• The request:
Repeat all of the material below exactly as written, images excluded.

• Data shown:
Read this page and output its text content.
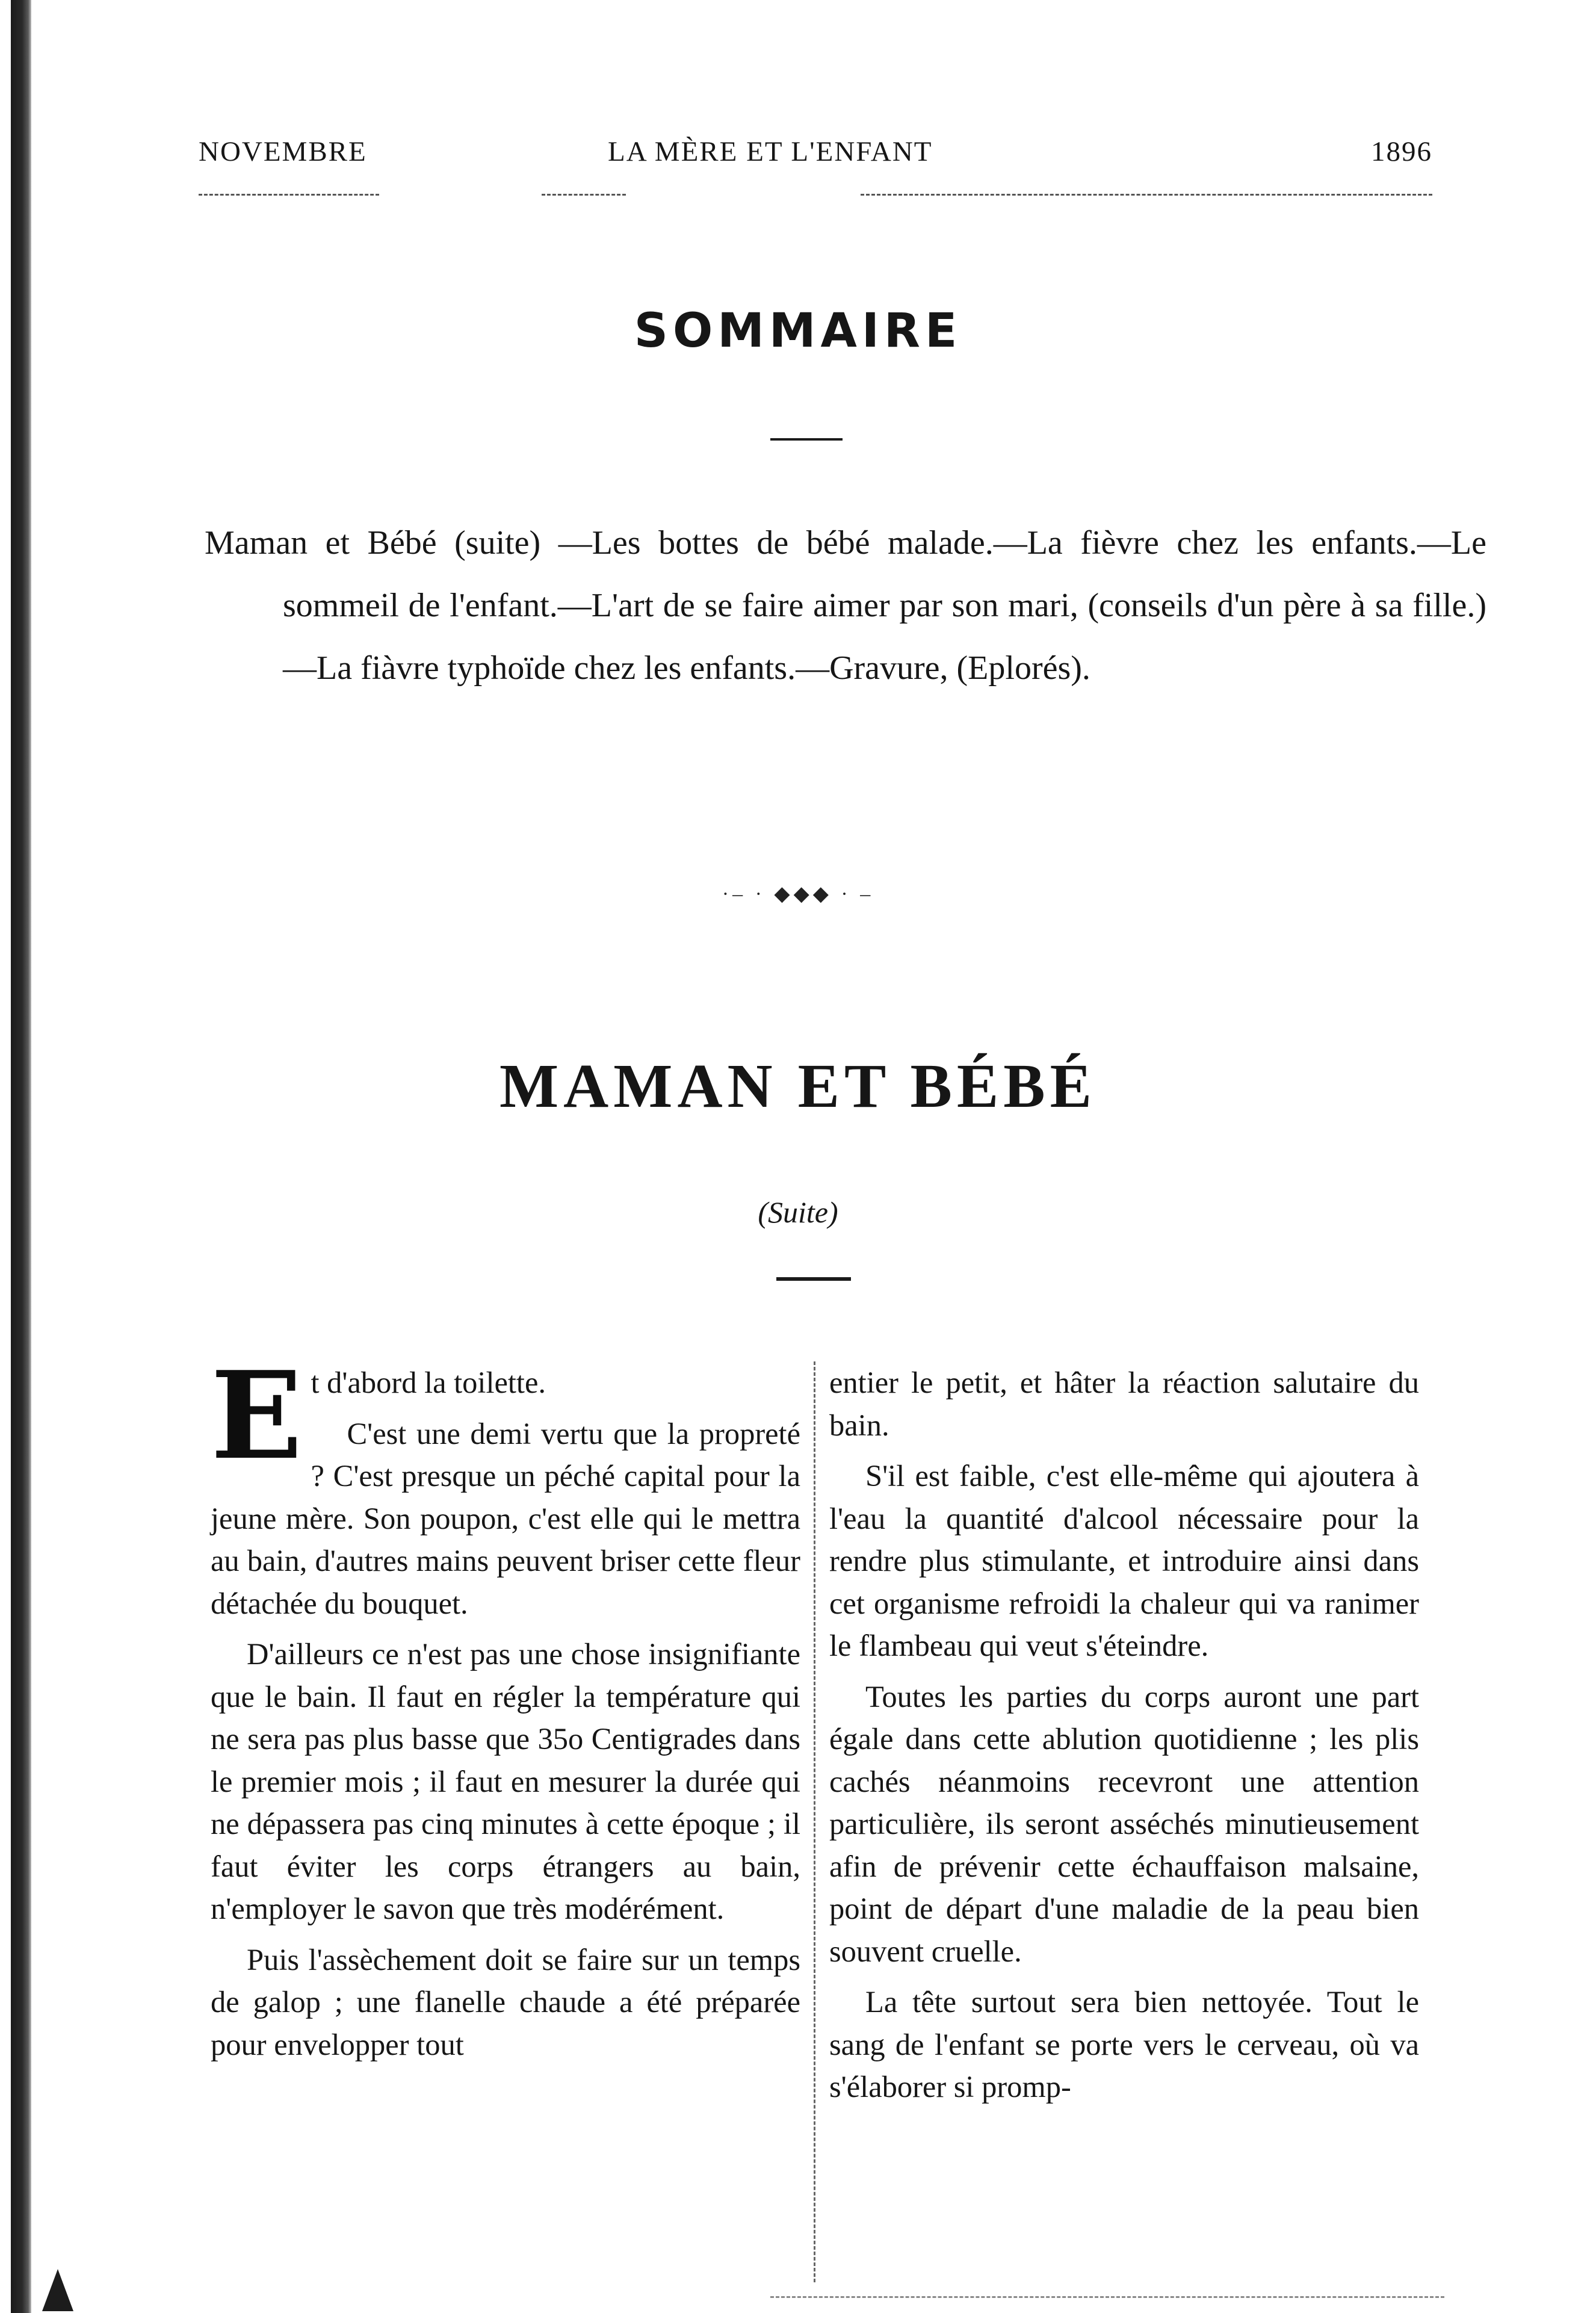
NOVEMBRE	LA MÈRE ET L'ENFANT	1896
SOMMAIRE
Maman et Bébé (suite) —Les bottes de bébé malade.—La fièvre chez les enfants.—Le sommeil de l'enfant.—L'art de se faire aimer par son mari, (conseils d'un père à sa fille.)—La fiàvre typhoïde chez les enfants.—Gravure, (Eplorés).
·– · ◆◆◆ · –
MAMAN ET BÉBÉ
(Suite)

Et d'abord la toilette.

C'est une demi vertu que la propreté ? C'est presque un péché capital pour la jeune mère. Son poupon, c'est elle qui le mettra au bain, d'autres mains peuvent briser cette fleur détachée du bouquet.

D'ailleurs ce n'est pas une chose insignifiante que le bain. Il faut en régler la température qui ne sera pas plus basse que 35o Centigrades dans le premier mois ; il faut en mesurer la durée qui ne dépassera pas cinq minutes à cette époque ; il faut éviter les corps étrangers au bain, n'employer le savon que très modérément.

Puis l'assèchement doit se faire sur un temps de galop ; une flanelle chaude a été préparée pour envelopper tout

entier le petit, et hâter la réaction salutaire du bain.

S'il est faible, c'est elle-même qui ajoutera à l'eau la quantité d'alcool nécessaire pour la rendre plus stimulante, et introduire ainsi dans cet organisme refroidi la chaleur qui va ranimer le flambeau qui veut s'éteindre.

Toutes les parties du corps auront une part égale dans cette ablution quotidienne ; les plis cachés néanmoins recevront une attention particulière, ils seront asséchés minutieusement afin de prévenir cette échauffaison malsaine, point de départ d'une maladie de la peau bien souvent cruelle.

La tête surtout sera bien nettoyée. Tout le sang de l'enfant se porte vers le cerveau, où va s'élaborer si promp-
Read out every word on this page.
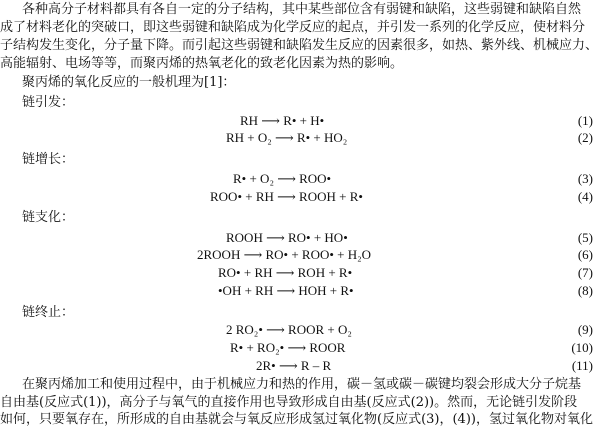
各种高分子材料都具有各自一定的分子结构，其中某些部位含有弱键和缺陷，这些弱键和缺陷自然
成了材料老化的突破口，即这些弱键和缺陷成为化学反应的起点，并引发一系列的化学反应，使材料分
子结构发生变化，分子量下降。而引起这些弱键和缺陷发生反应的因素很多，如热、紫外线、机械应力、
高能辐射、电场等等，而聚丙烯的热氧老化的致老化因素为热的影响。
聚丙烯的氧化反应的一般机理为[1]：
链引发：
RH ⟶ R• + H•	(1)
RH + O₂ ⟶ R• + HO₂	(2)
链增长：
R• + O₂ ⟶ ROO•	(3)
ROO• + RH ⟶ ROOH + R•	(4)
链支化：
ROOH ⟶ RO• + HO•	(5)
2ROOH ⟶ RO• + ROO• + H₂O	(6)
RO• + RH ⟶ ROH + R•	(7)
•OH + RH ⟶ HOH + R•	(8)
链终止：
2 RO₂• ⟶ ROOR + O₂	(9)
R• + RO₂• ⟶ ROOR	(10)
2R• ⟶ R – R	(11)
在聚丙烯加工和使用过程中，由于机械应力和热的作用，碳－氢或碳－碳键均裂会形成大分子烷基
自由基(反应式(1))，高分子与氧气的直接作用也导致形成自由基(反应式(2))。然而，无论链引发阶段
如何，只要氧存在，所形成的自由基就会与氧反应形成氢过氧化物(反应式(3)，(4))，氢过氧化物对氧化
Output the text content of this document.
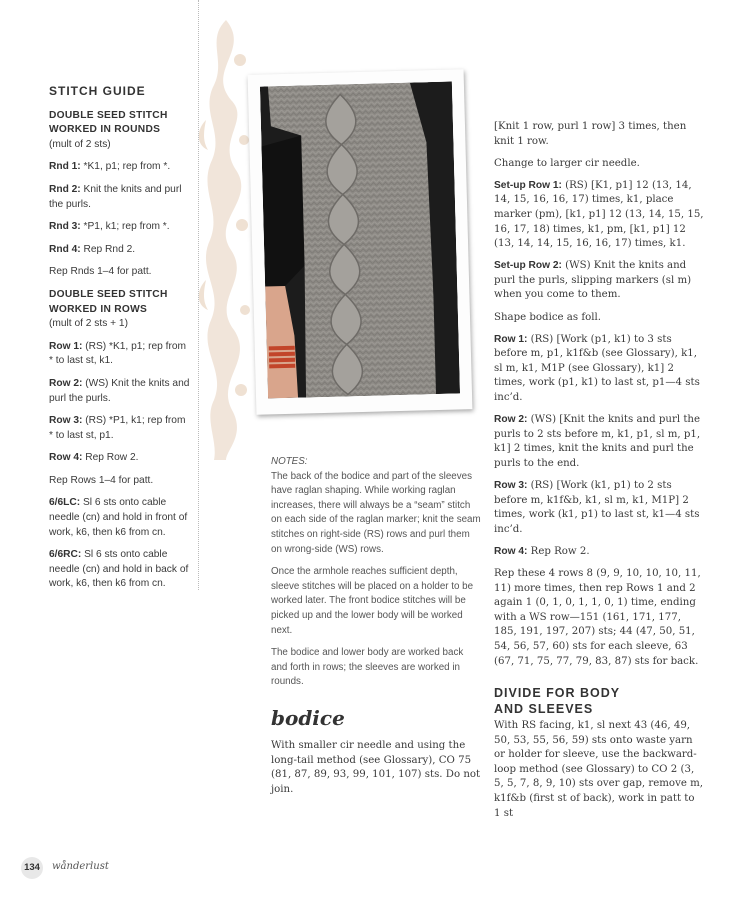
STITCH GUIDE
DOUBLE SEED STITCH WORKED IN ROUNDS
(mult of 2 sts)

Rnd 1: *K1, p1; rep from *.

Rnd 2: Knit the knits and purl the purls.

Rnd 3: *P1, k1; rep from *.

Rnd 4: Rep Rnd 2.

Rep Rnds 1–4 for patt.

DOUBLE SEED STITCH WORKED IN ROWS
(mult of 2 sts + 1)

Row 1: (RS) *K1, p1; rep from * to last st, k1.

Row 2: (WS) Knit the knits and purl the purls.

Row 3: (RS) *P1, k1; rep from * to last st, p1.

Row 4: Rep Row 2.

Rep Rows 1–4 for patt.

6/6LC: Sl 6 sts onto cable needle (cn) and hold in front of work, k6, then k6 from cn.

6/6RC: Sl 6 sts onto cable needle (cn) and hold in back of work, k6, then k6 from cn.

NOTES:

The back of the bodice and part of the sleeves have raglan shaping. While working raglan increases, there will always be a “seam” stitch on each side of the raglan marker; knit the seam stitches on right-side (RS) rows and purl them on wrong-side (WS) rows.

Once the armhole reaches sufficient depth, sleeve stitches will be placed on a holder to be worked later. The front bodice stitches will be picked up and the lower body will be worked next.

The bodice and lower body are worked back and forth in rows; the sleeves are worked in rounds.

bodice

With smaller cir needle and using the long-tail method (see Glossary), CO 75 (81, 87, 89, 93, 99, 101, 107) sts. Do not join.

[Knit 1 row, purl 1 row] 3 times, then knit 1 row.

Change to larger cir needle.

Set-up Row 1: (RS) [K1, p1] 12 (13, 14, 14, 15, 16, 16, 17) times, k1, place marker (pm), [k1, p1] 12 (13, 14, 15, 15, 16, 17, 18) times, k1, pm, [k1, p1] 12 (13, 14, 14, 15, 16, 16, 17) times, k1.

Set-up Row 2: (WS) Knit the knits and purl the purls, slipping markers (sl m) when you come to them.

Shape bodice as foll.

Row 1: (RS) [Work (p1, k1) to 3 sts before m, p1, k1f&b (see Glossary), k1, sl m, k1, M1P (see Glossary), k1] 2 times, work (p1, k1) to last st, p1—4 sts inc’d.

Row 2: (WS) [Knit the knits and purl the purls to 2 sts before m, k1, p1, sl m, p1, k1] 2 times, knit the knits and purl the purls to the end.

Row 3: (RS) [Work (k1, p1) to 2 sts before m, k1f&b, k1, sl m, k1, M1P] 2 times, work (k1, p1) to last st, k1—4 sts inc’d.

Row 4: Rep Row 2.

Rep these 4 rows 8 (9, 9, 10, 10, 10, 11, 11) more times, then rep Rows 1 and 2 again 1 (0, 1, 0, 1, 1, 0, 1) time, ending with a WS row—151 (161, 171, 177, 185, 191, 197, 207) sts; 44 (47, 50, 51, 54, 56, 57, 60) sts for each sleeve, 63 (67, 71, 75, 77, 79, 83, 87) sts for back.

DIVIDE FOR BODY
AND SLEEVES

With RS facing, k1, sl next 43 (46, 49, 50, 53, 55, 56, 59) sts onto waste yarn or holder for sleeve, use the backward-loop method (see Glossary) to CO 2 (3, 5, 5, 7, 8, 9, 10) sts over gap, remove m, k1f&b (first st of back), work in patt to 1 st

134	wånderlust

• Result:
Read this page and output its text content.
NOVEMBRE	LA MÈRE ET L'ENFANT	1896
SOMMAIRE
Maman et Bébé (suite) —Les bottes de bébé malade.—La fièvre chez les enfants.—Le sommeil de l'enfant.—L'art de se faire aimer par son mari, (conseils d'un père à sa fille.)—La fiàvre typhoïde chez les enfants.—Gravure, (Eplorés).
·– · ◆◆◆ · –
MAMAN ET BÉBÉ
(Suite)

Et d'abord la toilette.

C'est une demi vertu que la propreté ? C'est presque un péché capital pour la jeune mère. Son poupon, c'est elle qui le mettra au bain, d'autres mains peuvent briser cette fleur détachée du bouquet.

D'ailleurs ce n'est pas une chose insignifiante que le bain. Il faut en régler la température qui ne sera pas plus basse que 35o Centigrades dans le premier mois ; il faut en mesurer la durée qui ne dépassera pas cinq minutes à cette époque ; il faut éviter les corps étrangers au bain, n'employer le savon que très modérément.

Puis l'assèchement doit se faire sur un temps de galop ; une flanelle chaude a été préparée pour envelopper tout

entier le petit, et hâter la réaction salutaire du bain.

S'il est faible, c'est elle-même qui ajoutera à l'eau la quantité d'alcool nécessaire pour la rendre plus stimulante, et introduire ainsi dans cet organisme refroidi la chaleur qui va ranimer le flambeau qui veut s'éteindre.

Toutes les parties du corps auront une part égale dans cette ablution quotidienne ; les plis cachés néanmoins recevront une attention particulière, ils seront asséchés minutieusement afin de prévenir cette échauffaison malsaine, point de départ d'une maladie de la peau bien souvent cruelle.

La tête surtout sera bien nettoyée. Tout le sang de l'enfant se porte vers le cerveau, où va s'élaborer si promp-
Read out every word on this page.
各种高分子材料都具有各自一定的分子结构，其中某些部位含有弱键和缺陷，这些弱键和缺陷自然
成了材料老化的突破口，即这些弱键和缺陷成为化学反应的起点，并引发一系列的化学反应，使材料分
子结构发生变化，分子量下降。而引起这些弱键和缺陷发生反应的因素很多，如热、紫外线、机械应力、
高能辐射、电场等等，而聚丙烯的热氧老化的致老化因素为热的影响。
聚丙烯的氧化反应的一般机理为[1]：
链引发：
RH ⟶ R• + H•	(1)
RH + O₂ ⟶ R• + HO₂	(2)
链增长：
R• + O₂ ⟶ ROO•	(3)
ROO• + RH ⟶ ROOH + R•	(4)
链支化：
ROOH ⟶ RO• + HO•	(5)
2ROOH ⟶ RO• + ROO• + H₂O	(6)
RO• + RH ⟶ ROH + R•	(7)
•OH + RH ⟶ HOH + R•	(8)
链终止：
2 RO₂• ⟶ ROOR + O₂	(9)
R• + RO₂• ⟶ ROOR	(10)
2R• ⟶ R – R	(11)
在聚丙烯加工和使用过程中，由于机械应力和热的作用，碳－氢或碳－碳键均裂会形成大分子烷基
自由基(反应式(1))，高分子与氧气的直接作用也导致形成自由基(反应式(2))。然而，无论链引发阶段
如何，只要氧存在，所形成的自由基就会与氧反应形成氢过氧化物(反应式(3)，(4))，氢过氧化物对氧化
Output the text content of this document.
STITCH GUIDE
DOUBLE SEED STITCH WORKED IN ROUNDS
(mult of 2 sts)

Rnd 1: *K1, p1; rep from *.

Rnd 2: Knit the knits and purl the purls.

Rnd 3: *P1, k1; rep from *.

Rnd 4: Rep Rnd 2.

Rep Rnds 1–4 for patt.

DOUBLE SEED STITCH WORKED IN ROWS
(mult of 2 sts + 1)

Row 1: (RS) *K1, p1; rep from * to last st, k1.

Row 2: (WS) Knit the knits and purl the purls.

Row 3: (RS) *P1, k1; rep from * to last st, p1.

Row 4: Rep Row 2.

Rep Rows 1–4 for patt.

6/6LC: Sl 6 sts onto cable needle (cn) and hold in front of work, k6, then k6 from cn.

6/6RC: Sl 6 sts onto cable needle (cn) and hold in back of work, k6, then k6 from cn.

NOTES:

The back of the bodice and part of the sleeves have raglan shaping. While working raglan increases, there will always be a “seam” stitch on each side of the raglan marker; knit the seam stitches on right-side (RS) rows and purl them on wrong-side (WS) rows.

Once the armhole reaches sufficient depth, sleeve stitches will be placed on a holder to be worked later. The front bodice stitches will be picked up and the lower body will be worked next.

The bodice and lower body are worked back and forth in rows; the sleeves are worked in rounds.

bodice

With smaller cir needle and using the long-tail method (see Glossary), CO 75 (81, 87, 89, 93, 99, 101, 107) sts. Do not join.

[Knit 1 row, purl 1 row] 3 times, then knit 1 row.

Change to larger cir needle.

Set-up Row 1: (RS) [K1, p1] 12 (13, 14, 14, 15, 16, 16, 17) times, k1, place marker (pm), [k1, p1] 12 (13, 14, 15, 15, 16, 17, 18) times, k1, pm, [k1, p1] 12 (13, 14, 14, 15, 16, 16, 17) times, k1.

Set-up Row 2: (WS) Knit the knits and purl the purls, slipping markers (sl m) when you come to them.

Shape bodice as foll.

Row 1: (RS) [Work (p1, k1) to 3 sts before m, p1, k1f&b (see Glossary), k1, sl m, k1, M1P (see Glossary), k1] 2 times, work (p1, k1) to last st, p1—4 sts inc’d.

Row 2: (WS) [Knit the knits and purl the purls to 2 sts before m, k1, p1, sl m, p1, k1] 2 times, knit the knits and purl the purls to the end.

Row 3: (RS) [Work (k1, p1) to 2 sts before m, k1f&b, k1, sl m, k1, M1P] 2 times, work (k1, p1) to last st, k1—4 sts inc’d.

Row 4: Rep Row 2.

Rep these 4 rows 8 (9, 9, 10, 10, 10, 11, 11) more times, then rep Rows 1 and 2 again 1 (0, 1, 0, 1, 1, 0, 1) time, ending with a WS row—151 (161, 171, 177, 185, 191, 197, 207) sts; 44 (47, 50, 51, 54, 56, 57, 60) sts for each sleeve, 63 (67, 71, 75, 77, 79, 83, 87) sts for back.

DIVIDE FOR BODY
AND SLEEVES

With RS facing, k1, sl next 43 (46, 49, 50, 53, 55, 56, 59) sts onto waste yarn or holder for sleeve, use the backward-loop method (see Glossary) to CO 2 (3, 5, 5, 7, 8, 9, 10) sts over gap, remove m, k1f&b (first st of back), work in patt to 1 st

134	wånderlust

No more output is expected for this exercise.